··· EXTRACTED ENTRIES ···

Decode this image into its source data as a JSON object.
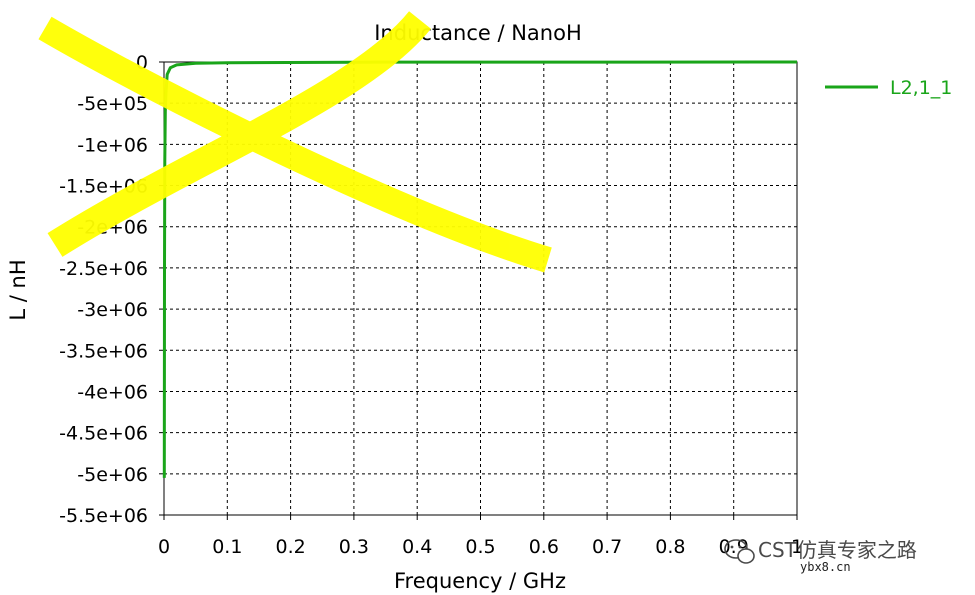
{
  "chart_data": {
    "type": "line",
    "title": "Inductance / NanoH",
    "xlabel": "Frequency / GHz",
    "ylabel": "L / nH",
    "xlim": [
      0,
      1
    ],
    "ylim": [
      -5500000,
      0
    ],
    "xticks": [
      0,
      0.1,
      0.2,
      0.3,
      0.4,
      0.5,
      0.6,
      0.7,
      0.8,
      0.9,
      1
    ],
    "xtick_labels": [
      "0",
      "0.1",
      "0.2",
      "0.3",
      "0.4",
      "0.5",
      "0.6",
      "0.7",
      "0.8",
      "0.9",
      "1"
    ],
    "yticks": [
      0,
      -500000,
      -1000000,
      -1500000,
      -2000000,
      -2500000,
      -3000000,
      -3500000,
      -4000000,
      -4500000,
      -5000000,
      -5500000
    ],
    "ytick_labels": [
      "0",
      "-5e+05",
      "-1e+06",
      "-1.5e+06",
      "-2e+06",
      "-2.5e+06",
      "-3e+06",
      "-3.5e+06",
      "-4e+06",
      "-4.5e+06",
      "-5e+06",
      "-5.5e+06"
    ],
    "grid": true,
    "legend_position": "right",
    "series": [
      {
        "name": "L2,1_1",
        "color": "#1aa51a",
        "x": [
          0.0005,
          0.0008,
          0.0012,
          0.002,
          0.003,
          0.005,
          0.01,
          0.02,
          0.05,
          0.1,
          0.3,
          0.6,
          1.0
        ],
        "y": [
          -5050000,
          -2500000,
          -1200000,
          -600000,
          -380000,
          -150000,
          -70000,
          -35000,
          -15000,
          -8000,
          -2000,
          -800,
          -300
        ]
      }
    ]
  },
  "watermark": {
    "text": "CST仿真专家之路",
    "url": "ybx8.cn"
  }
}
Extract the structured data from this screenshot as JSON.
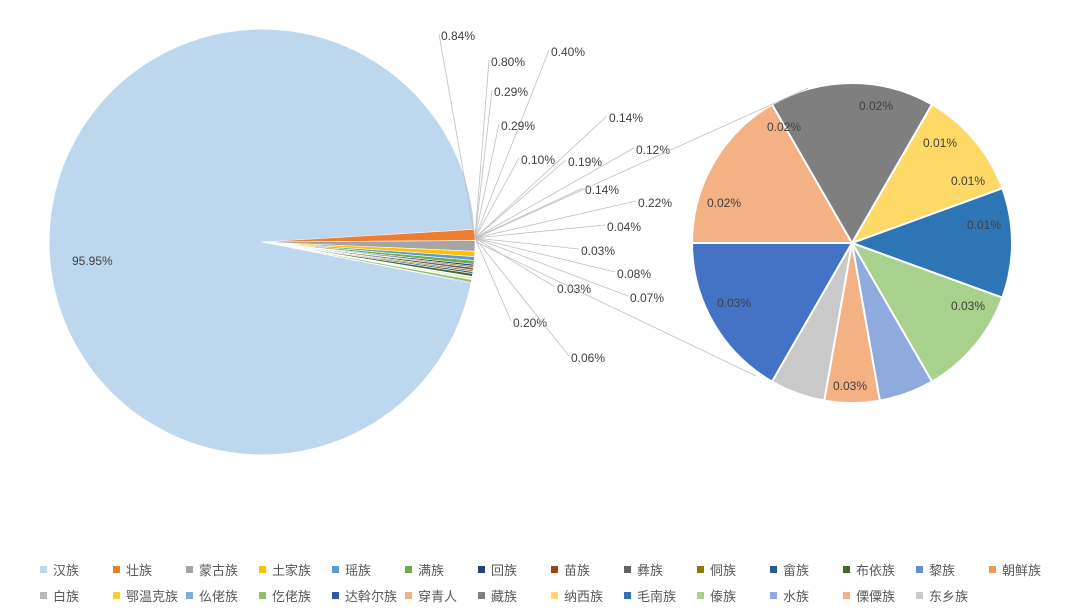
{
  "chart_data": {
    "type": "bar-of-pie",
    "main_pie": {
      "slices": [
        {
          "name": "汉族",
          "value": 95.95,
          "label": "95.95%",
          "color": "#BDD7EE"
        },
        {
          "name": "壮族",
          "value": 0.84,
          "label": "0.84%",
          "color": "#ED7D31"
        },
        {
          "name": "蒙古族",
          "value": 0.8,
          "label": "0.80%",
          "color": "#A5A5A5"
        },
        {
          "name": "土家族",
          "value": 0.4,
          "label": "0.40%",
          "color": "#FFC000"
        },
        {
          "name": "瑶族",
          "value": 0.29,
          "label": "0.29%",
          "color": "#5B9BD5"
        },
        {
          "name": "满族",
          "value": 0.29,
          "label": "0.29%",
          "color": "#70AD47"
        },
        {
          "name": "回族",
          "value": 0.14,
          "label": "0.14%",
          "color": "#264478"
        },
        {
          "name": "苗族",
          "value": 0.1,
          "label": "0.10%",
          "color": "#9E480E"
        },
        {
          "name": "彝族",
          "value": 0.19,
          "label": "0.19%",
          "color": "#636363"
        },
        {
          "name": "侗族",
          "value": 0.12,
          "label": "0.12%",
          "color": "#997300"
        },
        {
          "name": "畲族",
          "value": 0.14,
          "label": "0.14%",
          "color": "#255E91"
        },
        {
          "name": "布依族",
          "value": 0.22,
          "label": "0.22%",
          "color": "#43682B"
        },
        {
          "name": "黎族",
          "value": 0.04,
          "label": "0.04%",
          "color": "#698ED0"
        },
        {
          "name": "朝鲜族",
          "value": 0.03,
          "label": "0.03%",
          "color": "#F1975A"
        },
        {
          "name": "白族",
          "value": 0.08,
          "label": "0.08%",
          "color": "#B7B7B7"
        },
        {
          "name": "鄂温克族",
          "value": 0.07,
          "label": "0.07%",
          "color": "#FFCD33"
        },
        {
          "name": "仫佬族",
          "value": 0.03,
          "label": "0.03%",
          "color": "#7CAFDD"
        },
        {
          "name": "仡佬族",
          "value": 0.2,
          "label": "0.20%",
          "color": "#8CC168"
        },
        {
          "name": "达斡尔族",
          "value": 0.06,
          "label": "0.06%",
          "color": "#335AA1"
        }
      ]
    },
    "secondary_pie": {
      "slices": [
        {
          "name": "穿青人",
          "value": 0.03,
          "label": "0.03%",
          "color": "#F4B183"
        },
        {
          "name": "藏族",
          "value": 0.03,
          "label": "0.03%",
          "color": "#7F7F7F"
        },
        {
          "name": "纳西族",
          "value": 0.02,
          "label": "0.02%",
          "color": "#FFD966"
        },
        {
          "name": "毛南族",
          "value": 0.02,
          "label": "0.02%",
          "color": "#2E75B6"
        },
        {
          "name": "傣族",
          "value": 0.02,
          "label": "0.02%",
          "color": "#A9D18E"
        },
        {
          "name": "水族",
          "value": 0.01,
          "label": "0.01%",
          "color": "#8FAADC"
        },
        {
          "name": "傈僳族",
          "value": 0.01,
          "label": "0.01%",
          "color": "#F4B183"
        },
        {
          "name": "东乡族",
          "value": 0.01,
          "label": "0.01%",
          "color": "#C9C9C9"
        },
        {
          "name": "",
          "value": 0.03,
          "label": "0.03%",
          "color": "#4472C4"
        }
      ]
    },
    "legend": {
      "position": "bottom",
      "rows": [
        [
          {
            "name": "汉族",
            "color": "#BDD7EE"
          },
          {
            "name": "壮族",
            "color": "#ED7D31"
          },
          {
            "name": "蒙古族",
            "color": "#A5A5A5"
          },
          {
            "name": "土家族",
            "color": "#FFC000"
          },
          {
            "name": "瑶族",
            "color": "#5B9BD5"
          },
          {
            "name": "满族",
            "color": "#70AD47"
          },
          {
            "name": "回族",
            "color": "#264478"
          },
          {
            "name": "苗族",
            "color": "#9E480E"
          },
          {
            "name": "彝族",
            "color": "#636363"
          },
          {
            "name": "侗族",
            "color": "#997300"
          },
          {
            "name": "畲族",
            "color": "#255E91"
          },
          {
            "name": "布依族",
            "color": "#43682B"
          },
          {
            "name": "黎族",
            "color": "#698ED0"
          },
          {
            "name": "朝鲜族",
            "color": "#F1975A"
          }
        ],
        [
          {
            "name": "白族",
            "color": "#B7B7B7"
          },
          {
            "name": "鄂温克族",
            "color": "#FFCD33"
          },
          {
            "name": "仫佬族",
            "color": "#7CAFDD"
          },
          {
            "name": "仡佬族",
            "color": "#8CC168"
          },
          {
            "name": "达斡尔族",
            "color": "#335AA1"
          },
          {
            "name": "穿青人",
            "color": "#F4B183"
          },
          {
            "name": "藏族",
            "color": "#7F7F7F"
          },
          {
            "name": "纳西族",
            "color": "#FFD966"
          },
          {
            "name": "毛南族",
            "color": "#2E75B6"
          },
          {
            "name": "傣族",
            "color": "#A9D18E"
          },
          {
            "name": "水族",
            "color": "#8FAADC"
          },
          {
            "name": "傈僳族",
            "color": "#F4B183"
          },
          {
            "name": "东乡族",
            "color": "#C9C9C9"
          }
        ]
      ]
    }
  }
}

···

Read the lines above. Gather those in which the string "JSON" is found.

Decode this image into its source data as a JSON object.
Extract the structured data from this screenshot as JSON.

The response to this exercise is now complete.